(Supplied entries begins)

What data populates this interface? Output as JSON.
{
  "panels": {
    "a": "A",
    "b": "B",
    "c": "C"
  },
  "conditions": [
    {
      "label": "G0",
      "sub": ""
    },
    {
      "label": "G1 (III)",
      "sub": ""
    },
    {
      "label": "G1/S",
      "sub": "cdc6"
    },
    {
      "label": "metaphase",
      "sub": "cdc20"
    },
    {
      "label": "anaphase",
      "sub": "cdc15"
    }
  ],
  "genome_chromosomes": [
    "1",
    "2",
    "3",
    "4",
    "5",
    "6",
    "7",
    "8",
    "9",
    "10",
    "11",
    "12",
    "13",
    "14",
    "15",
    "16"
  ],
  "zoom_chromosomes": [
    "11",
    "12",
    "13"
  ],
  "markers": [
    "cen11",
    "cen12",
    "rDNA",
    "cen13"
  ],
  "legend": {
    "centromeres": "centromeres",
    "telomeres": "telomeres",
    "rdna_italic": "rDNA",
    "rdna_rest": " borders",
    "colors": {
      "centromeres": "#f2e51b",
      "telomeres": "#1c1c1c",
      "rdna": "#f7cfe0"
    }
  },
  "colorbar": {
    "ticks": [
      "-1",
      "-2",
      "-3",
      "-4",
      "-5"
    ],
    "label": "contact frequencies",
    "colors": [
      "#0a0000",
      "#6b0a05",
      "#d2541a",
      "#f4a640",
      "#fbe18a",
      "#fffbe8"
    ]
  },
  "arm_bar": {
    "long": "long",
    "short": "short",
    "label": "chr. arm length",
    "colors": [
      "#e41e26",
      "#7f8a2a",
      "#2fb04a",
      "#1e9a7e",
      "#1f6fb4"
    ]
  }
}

(Supplied entries ends)

▶ [Work request]: Each entry is to be written out exactly as it was given.

▶ [Task response]:
What data populates this interface? Output as JSON.
{
  "panels": {
    "a": "A",
    "b": "B",
    "c": "C"
  },
  "conditions": [
    {
      "label": "G0",
      "sub": ""
    },
    {
      "label": "G1 (III)",
      "sub": ""
    },
    {
      "label": "G1/S",
      "sub": "cdc6"
    },
    {
      "label": "metaphase",
      "sub": "cdc20"
    },
    {
      "label": "anaphase",
      "sub": "cdc15"
    }
  ],
  "genome_chromosomes": [
    "1",
    "2",
    "3",
    "4",
    "5",
    "6",
    "7",
    "8",
    "9",
    "10",
    "11",
    "12",
    "13",
    "14",
    "15",
    "16"
  ],
  "zoom_chromosomes": [
    "11",
    "12",
    "13"
  ],
  "markers": [
    "cen11",
    "cen12",
    "rDNA",
    "cen13"
  ],
  "legend": {
    "centromeres": "centromeres",
    "telomeres": "telomeres",
    "rdna_italic": "rDNA",
    "rdna_rest": " borders",
    "colors": {
      "centromeres": "#f2e51b",
      "telomeres": "#1c1c1c",
      "rdna": "#f7cfe0"
    }
  },
  "colorbar": {
    "ticks": [
      "-1",
      "-2",
      "-3",
      "-4",
      "-5"
    ],
    "label": "contact frequencies",
    "colors": [
      "#0a0000",
      "#6b0a05",
      "#d2541a",
      "#f4a640",
      "#fbe18a",
      "#fffbe8"
    ]
  },
  "arm_bar": {
    "long": "long",
    "short": "short",
    "label": "chr. arm length",
    "colors": [
      "#e41e26",
      "#7f8a2a",
      "#2fb04a",
      "#1e9a7e",
      "#1f6fb4"
    ]
  }
}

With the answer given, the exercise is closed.